__THE TASK__. Find the string "пункте" in the records. Copy every line it appears in.

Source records
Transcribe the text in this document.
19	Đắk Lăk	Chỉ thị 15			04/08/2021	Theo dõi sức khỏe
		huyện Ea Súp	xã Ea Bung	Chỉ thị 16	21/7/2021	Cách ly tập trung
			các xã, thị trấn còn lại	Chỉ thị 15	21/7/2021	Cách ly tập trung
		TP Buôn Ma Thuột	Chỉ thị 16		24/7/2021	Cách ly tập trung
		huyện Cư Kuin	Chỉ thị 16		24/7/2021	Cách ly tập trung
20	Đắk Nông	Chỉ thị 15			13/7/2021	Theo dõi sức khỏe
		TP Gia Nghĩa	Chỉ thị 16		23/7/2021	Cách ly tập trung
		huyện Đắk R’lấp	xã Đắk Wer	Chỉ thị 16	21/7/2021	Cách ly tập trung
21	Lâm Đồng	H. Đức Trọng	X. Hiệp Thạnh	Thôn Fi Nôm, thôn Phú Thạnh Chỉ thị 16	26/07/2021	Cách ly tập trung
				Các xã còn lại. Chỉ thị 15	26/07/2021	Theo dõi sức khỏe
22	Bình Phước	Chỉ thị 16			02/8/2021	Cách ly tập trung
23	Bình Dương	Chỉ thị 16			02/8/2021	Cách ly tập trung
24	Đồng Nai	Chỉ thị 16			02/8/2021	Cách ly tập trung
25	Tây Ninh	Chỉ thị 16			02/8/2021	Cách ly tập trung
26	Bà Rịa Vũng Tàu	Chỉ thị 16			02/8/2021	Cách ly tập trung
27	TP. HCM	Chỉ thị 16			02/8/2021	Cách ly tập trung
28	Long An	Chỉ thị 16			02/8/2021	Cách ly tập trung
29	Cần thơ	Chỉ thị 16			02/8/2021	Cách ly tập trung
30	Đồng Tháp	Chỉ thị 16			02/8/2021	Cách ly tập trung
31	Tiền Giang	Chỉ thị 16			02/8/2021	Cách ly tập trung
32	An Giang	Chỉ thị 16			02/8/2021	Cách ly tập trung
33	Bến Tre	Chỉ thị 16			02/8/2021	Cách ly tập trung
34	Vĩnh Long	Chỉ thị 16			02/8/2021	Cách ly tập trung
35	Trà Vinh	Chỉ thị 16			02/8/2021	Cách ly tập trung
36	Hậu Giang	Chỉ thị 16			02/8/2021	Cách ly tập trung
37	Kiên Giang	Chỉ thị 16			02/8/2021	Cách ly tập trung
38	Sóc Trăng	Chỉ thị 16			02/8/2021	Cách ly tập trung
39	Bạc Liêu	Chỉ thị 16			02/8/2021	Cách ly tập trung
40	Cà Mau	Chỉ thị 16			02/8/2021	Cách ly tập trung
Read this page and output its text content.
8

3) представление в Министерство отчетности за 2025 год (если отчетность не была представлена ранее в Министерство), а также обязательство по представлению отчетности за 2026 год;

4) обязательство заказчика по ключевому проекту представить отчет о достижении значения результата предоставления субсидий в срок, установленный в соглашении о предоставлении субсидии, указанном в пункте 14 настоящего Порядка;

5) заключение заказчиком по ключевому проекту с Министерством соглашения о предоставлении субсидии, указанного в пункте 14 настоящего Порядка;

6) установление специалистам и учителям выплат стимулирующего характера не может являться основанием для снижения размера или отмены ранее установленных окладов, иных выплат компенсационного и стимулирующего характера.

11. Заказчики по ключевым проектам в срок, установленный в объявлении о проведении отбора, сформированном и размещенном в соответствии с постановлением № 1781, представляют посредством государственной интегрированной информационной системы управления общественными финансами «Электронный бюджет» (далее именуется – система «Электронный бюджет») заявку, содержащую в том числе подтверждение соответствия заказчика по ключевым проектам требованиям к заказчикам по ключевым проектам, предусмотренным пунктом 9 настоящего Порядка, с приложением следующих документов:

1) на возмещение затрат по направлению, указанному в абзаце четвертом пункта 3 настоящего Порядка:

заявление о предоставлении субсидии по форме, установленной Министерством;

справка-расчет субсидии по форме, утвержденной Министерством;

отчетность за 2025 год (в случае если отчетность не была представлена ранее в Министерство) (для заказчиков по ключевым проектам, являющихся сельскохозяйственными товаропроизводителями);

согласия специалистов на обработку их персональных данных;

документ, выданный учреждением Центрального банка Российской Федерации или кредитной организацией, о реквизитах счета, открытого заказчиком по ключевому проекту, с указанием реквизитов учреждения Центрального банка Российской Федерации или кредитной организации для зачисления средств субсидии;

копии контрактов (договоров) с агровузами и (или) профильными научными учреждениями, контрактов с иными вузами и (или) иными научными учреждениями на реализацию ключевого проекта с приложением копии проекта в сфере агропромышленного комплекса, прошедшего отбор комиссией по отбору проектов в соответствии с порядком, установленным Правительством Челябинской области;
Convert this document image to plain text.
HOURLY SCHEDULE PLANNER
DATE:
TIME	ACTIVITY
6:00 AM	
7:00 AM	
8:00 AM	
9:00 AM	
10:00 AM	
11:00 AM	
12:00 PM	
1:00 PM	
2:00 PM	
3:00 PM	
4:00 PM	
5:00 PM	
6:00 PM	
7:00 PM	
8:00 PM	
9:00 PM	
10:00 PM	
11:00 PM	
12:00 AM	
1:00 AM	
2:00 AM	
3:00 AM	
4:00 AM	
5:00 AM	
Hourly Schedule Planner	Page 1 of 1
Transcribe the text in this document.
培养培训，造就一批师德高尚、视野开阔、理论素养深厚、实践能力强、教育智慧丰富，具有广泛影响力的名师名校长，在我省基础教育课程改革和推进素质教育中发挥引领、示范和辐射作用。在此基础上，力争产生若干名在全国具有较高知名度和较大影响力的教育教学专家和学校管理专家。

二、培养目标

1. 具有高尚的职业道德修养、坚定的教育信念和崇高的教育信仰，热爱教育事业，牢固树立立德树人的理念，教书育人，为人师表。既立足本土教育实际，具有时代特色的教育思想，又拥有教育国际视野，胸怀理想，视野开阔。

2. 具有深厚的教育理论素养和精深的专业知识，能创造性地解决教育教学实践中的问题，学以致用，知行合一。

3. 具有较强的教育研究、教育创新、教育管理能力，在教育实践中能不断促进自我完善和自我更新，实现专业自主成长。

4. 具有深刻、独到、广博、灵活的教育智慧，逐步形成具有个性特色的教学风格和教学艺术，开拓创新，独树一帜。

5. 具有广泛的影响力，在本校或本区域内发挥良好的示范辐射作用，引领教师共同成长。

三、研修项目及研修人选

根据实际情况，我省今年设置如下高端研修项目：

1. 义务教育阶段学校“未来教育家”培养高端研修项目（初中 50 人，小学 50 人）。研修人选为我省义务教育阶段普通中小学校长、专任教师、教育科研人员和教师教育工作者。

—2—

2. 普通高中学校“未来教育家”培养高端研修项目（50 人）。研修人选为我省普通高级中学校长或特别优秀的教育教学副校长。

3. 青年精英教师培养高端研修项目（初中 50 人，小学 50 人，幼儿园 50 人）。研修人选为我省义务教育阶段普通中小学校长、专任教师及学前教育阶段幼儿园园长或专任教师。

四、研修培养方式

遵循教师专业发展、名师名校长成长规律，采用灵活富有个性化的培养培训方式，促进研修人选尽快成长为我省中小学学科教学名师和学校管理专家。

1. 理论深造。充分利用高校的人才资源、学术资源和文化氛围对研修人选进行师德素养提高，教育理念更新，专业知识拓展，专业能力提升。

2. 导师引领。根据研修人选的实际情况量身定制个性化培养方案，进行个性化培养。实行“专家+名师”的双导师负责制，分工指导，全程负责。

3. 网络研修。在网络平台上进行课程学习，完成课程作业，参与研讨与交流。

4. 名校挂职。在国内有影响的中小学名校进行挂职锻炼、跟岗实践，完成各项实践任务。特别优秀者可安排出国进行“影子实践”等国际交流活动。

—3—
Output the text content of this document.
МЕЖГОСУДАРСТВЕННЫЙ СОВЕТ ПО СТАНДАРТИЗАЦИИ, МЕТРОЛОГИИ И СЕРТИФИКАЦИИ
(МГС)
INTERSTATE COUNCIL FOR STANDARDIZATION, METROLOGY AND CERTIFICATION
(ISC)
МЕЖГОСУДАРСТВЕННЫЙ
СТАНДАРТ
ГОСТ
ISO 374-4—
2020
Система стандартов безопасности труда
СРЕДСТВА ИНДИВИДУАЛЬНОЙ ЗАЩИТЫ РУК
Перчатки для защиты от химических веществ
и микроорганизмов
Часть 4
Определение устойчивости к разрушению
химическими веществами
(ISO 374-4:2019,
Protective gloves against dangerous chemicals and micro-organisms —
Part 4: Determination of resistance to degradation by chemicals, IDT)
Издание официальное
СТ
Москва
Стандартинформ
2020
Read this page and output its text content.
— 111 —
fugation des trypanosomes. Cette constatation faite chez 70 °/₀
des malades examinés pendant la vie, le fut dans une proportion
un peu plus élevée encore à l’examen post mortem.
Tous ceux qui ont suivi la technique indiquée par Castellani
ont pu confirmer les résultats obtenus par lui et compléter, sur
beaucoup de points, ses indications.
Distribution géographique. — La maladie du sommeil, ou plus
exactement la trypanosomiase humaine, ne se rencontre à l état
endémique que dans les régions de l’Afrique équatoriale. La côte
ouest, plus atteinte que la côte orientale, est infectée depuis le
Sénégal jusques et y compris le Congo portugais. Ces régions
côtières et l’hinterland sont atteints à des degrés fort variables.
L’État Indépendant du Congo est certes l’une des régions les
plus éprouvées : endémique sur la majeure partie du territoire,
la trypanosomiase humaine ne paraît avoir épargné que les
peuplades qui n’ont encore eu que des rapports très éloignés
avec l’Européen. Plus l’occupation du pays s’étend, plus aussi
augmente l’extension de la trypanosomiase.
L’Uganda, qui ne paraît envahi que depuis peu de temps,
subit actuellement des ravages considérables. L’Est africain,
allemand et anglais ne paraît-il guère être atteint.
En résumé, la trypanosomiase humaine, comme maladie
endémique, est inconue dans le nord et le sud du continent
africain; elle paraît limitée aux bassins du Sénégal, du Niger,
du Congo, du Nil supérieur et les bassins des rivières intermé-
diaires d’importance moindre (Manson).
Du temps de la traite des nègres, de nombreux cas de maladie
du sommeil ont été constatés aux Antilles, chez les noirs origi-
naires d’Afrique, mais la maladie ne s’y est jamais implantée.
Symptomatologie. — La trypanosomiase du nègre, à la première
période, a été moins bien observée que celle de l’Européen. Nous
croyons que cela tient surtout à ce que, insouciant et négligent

__EXPECTED ANSWER__.
4) обязательство заказчика по ключевому проекту представить отчет о достижении значения результата предоставления субсидий в срок, установленный в соглашении о предоставлении субсидии, указанном в пункте 14 настоящего Порядка;
5) заключение заказчиком по ключевому проекту с Министерством соглашения о предоставлении субсидии, указанного в пункте 14 настоящего Порядка;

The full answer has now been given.